AIM OF THE TASK: Can you restate the records below word for word?
BEGIN STORED DATA
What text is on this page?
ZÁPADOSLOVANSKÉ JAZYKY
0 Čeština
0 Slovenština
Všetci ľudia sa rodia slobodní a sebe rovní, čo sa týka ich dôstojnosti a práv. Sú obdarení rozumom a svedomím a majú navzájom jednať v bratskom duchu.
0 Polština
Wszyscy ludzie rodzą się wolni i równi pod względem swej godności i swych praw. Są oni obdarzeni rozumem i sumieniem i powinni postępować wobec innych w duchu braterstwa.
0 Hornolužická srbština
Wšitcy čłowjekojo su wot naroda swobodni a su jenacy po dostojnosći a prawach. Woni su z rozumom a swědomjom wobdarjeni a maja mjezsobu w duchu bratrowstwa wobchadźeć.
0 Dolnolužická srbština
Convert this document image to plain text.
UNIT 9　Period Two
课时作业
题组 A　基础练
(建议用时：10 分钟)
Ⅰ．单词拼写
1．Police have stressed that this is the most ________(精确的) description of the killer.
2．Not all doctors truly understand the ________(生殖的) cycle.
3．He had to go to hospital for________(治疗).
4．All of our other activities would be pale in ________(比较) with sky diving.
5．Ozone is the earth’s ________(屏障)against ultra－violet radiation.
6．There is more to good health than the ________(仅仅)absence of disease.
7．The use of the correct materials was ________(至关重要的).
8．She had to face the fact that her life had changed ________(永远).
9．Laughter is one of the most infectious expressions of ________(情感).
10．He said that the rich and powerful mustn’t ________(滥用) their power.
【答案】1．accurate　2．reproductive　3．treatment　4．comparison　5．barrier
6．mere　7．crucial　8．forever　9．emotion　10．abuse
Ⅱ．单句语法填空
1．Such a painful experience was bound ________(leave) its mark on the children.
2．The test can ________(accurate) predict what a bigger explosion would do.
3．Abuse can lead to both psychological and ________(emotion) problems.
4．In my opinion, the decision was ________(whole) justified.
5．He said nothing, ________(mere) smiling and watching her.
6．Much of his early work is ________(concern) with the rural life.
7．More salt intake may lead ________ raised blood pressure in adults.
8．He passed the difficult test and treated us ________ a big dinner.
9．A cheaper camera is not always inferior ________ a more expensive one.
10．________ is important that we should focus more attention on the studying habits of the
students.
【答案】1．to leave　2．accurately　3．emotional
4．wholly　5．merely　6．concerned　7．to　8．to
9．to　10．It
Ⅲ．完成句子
END STORED DATA
ANSWER FOR THIS EXERCISE:
What text is on this page?
ZÁPADOSLOVANSKÉ JAZYKY
0 Čeština
0 Slovenština
Všetci ľudia sa rodia slobodní a sebe rovní, čo sa týka ich dôstojnosti a práv. Sú obdarení rozumom a svedomím a majú navzájom jednať v bratskom duchu.
0 Polština
Wszyscy ludzie rodzą się wolni i równi pod względem swej godności i swych praw. Są oni obdarzeni rozumem i sumieniem i powinni postępować wobec innych w duchu braterstwa.
0 Hornolužická srbština
Wšitcy čłowjekojo su wot naroda swobodni a su jenacy po dostojnosći a prawach. Woni su z rozumom a swědomjom wobdarjeni a maja mjezsobu w duchu bratrowstwa wobchadźeć.
0 Dolnolužická srbština
Convert this document image to plain text.
UNIT 9　Period Two
课时作业
题组 A　基础练
(建议用时：10 分钟)
Ⅰ．单词拼写
1．Police have stressed that this is the most ________(精确的) description of the killer.
2．Not all doctors truly understand the ________(生殖的) cycle.
3．He had to go to hospital for________(治疗).
4．All of our other activities would be pale in ________(比较) with sky diving.
5．Ozone is the earth’s ________(屏障)against ultra－violet radiation.
6．There is more to good health than the ________(仅仅)absence of disease.
7．The use of the correct materials was ________(至关重要的).
8．She had to face the fact that her life had changed ________(永远).
9．Laughter is one of the most infectious expressions of ________(情感).
10．He said that the rich and powerful mustn’t ________(滥用) their power.
【答案】1．accurate　2．reproductive　3．treatment　4．comparison　5．barrier
6．mere　7．crucial　8．forever　9．emotion　10．abuse
Ⅱ．单句语法填空
1．Such a painful experience was bound ________(leave) its mark on the children.
2．The test can ________(accurate) predict what a bigger explosion would do.
3．Abuse can lead to both psychological and ________(emotion) problems.
4．In my opinion, the decision was ________(whole) justified.
5．He said nothing, ________(mere) smiling and watching her.
6．Much of his early work is ________(concern) with the rural life.
7．More salt intake may lead ________ raised blood pressure in adults.
8．He passed the difficult test and treated us ________ a big dinner.
9．A cheaper camera is not always inferior ________ a more expensive one.
10．________ is important that we should focus more attention on the studying habits of the
students.
【答案】1．to leave　2．accurately　3．emotional
4．wholly　5．merely　6．concerned　7．to　8．to
9．to　10．It
Ⅲ．完成句子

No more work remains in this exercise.